Data records
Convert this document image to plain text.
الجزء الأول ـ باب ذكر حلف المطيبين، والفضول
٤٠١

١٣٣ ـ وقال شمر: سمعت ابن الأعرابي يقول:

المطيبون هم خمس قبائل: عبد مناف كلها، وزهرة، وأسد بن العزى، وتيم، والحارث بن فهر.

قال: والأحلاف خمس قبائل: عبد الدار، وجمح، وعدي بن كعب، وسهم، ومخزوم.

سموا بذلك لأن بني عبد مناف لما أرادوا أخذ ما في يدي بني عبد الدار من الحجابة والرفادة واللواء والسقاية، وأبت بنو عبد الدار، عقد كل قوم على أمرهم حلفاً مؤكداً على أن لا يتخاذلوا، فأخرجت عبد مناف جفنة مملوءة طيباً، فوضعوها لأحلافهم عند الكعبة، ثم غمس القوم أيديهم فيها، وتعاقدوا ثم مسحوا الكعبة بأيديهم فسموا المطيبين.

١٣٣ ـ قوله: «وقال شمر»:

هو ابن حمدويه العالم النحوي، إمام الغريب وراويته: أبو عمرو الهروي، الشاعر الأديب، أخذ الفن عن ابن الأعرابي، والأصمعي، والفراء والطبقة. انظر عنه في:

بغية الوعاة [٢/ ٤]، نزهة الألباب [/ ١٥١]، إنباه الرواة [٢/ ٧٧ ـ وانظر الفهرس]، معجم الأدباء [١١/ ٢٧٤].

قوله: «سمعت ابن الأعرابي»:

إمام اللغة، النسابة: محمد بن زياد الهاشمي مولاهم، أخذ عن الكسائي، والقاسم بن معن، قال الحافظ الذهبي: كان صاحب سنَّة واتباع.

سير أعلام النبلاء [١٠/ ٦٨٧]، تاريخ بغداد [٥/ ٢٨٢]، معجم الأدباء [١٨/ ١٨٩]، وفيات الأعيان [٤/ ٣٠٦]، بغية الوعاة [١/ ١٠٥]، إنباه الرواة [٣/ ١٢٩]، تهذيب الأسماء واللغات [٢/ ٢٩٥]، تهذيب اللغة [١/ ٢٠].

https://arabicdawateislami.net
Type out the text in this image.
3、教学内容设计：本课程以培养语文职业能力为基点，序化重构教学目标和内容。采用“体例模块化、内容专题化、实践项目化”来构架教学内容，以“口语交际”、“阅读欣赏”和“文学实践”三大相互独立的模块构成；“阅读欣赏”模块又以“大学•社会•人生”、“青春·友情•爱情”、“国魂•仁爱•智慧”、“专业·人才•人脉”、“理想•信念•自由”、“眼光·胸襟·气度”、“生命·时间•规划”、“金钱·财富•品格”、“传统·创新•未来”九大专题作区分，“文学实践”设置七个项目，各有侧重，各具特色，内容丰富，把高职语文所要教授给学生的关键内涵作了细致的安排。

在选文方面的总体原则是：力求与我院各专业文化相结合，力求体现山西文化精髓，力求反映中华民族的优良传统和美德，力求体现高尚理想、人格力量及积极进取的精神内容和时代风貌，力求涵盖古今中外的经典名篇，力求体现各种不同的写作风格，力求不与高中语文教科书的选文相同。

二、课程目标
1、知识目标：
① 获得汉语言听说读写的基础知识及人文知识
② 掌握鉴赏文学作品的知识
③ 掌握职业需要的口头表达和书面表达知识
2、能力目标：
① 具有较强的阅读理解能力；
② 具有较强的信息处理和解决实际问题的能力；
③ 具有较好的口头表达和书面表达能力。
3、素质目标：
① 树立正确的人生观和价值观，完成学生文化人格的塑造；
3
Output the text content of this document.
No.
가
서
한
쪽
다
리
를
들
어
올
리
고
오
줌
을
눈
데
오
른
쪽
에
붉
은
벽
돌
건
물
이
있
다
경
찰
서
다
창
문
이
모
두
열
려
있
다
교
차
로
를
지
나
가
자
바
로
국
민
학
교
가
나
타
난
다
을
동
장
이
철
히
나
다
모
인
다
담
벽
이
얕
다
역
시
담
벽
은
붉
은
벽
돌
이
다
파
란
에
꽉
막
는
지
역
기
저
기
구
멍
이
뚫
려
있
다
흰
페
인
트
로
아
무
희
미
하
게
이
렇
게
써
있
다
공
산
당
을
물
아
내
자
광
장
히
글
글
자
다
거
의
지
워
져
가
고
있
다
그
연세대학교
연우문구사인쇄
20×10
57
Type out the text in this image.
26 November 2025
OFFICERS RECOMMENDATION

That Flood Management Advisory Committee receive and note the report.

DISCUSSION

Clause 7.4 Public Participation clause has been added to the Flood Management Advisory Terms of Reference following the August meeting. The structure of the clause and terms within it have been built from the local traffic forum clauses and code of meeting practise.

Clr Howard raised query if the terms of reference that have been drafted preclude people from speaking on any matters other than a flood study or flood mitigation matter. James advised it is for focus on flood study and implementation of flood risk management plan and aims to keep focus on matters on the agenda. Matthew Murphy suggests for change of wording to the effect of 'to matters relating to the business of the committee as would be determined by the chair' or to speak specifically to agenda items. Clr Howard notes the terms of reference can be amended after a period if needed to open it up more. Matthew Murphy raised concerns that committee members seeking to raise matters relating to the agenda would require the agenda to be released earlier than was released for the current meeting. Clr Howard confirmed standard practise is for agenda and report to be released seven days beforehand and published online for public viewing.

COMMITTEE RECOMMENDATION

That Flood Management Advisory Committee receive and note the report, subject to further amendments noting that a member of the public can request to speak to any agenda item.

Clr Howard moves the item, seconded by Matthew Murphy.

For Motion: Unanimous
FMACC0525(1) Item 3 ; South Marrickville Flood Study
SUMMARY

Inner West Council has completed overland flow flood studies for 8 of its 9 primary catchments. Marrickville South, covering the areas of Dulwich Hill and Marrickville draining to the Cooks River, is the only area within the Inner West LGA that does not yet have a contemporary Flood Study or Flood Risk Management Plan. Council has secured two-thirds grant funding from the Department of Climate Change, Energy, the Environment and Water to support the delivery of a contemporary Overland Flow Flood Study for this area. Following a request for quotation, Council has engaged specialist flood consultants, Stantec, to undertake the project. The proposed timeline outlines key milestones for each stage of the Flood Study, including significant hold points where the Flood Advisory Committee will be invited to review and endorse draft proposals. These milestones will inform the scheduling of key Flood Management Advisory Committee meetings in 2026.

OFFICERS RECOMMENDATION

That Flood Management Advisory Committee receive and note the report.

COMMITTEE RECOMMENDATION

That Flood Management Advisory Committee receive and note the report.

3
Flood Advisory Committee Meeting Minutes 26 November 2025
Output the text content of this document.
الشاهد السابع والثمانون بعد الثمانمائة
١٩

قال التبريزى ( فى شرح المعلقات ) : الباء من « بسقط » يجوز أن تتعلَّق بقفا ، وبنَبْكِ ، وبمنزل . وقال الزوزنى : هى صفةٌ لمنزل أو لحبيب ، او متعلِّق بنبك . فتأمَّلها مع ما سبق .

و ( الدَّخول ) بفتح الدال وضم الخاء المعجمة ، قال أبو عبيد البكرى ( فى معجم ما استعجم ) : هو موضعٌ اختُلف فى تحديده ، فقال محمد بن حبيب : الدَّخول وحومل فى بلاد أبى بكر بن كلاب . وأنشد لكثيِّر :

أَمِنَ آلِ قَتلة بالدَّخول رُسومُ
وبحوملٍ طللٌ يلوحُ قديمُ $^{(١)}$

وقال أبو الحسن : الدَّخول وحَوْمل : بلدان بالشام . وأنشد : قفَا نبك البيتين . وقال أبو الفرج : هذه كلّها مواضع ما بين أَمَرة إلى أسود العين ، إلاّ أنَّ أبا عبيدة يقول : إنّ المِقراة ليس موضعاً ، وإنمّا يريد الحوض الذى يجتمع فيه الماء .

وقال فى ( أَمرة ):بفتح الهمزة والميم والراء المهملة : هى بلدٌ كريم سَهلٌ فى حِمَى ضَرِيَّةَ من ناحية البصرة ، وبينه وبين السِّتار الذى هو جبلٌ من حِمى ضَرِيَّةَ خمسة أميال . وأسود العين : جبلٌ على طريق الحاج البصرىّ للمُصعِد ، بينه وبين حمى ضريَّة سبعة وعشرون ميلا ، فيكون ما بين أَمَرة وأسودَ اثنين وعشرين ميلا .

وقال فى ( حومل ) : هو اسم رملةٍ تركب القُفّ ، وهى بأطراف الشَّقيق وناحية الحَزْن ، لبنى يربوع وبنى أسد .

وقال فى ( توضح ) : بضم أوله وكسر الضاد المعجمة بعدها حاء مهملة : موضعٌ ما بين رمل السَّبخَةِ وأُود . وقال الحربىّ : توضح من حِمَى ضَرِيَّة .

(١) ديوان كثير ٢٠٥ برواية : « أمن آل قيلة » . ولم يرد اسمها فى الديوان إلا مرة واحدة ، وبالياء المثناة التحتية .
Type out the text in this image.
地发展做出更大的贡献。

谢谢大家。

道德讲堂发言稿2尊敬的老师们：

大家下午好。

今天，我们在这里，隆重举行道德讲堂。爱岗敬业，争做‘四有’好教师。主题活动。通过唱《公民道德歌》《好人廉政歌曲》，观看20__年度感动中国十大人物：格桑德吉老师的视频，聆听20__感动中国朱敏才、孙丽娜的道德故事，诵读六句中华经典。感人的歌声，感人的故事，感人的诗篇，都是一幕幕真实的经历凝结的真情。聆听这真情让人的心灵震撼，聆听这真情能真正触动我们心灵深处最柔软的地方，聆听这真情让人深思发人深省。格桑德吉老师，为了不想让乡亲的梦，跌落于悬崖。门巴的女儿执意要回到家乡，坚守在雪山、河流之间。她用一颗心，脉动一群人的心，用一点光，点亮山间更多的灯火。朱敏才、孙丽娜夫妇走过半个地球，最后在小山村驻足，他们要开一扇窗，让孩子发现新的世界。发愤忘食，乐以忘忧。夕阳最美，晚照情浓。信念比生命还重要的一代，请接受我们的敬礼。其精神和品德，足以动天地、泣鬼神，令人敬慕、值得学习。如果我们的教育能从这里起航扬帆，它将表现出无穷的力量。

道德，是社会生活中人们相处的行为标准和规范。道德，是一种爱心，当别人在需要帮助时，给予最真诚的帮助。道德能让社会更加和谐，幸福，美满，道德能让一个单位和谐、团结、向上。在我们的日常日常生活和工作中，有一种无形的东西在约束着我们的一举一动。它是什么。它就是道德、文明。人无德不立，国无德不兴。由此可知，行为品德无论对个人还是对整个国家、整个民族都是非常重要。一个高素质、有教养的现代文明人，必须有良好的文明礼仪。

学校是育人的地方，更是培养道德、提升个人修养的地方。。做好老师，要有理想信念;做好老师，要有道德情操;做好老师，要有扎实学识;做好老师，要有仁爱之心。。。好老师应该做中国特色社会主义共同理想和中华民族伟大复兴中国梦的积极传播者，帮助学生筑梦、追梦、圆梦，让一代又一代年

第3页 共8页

Your instructions: Copy each line that holds the word "وأنشد".

Finished answer:
و ( الدَّخول ) بفتح الدال وضم الخاء المعجمة ، قال أبو عبيد البكرى ( فى معجم ما استعجم ) : هو موضعٌ اختُلف فى تحديده ، فقال محمد بن حبيب : الدَّخول وحومل فى بلاد أبى بكر بن كلاب . وأنشد لكثيِّر :
وقال أبو الحسن : الدَّخول وحَوْمل : بلدان بالشام . وأنشد : قفَا نبك البيتين . وقال أبو الفرج : هذه كلّها مواضع ما بين أَمَرة إلى أسود العين ، إلاّ أنَّ أبا عبيدة يقول : إنّ المِقراة ليس موضعاً ، وإنمّا يريد الحوض الذى يجتمع فيه الماء .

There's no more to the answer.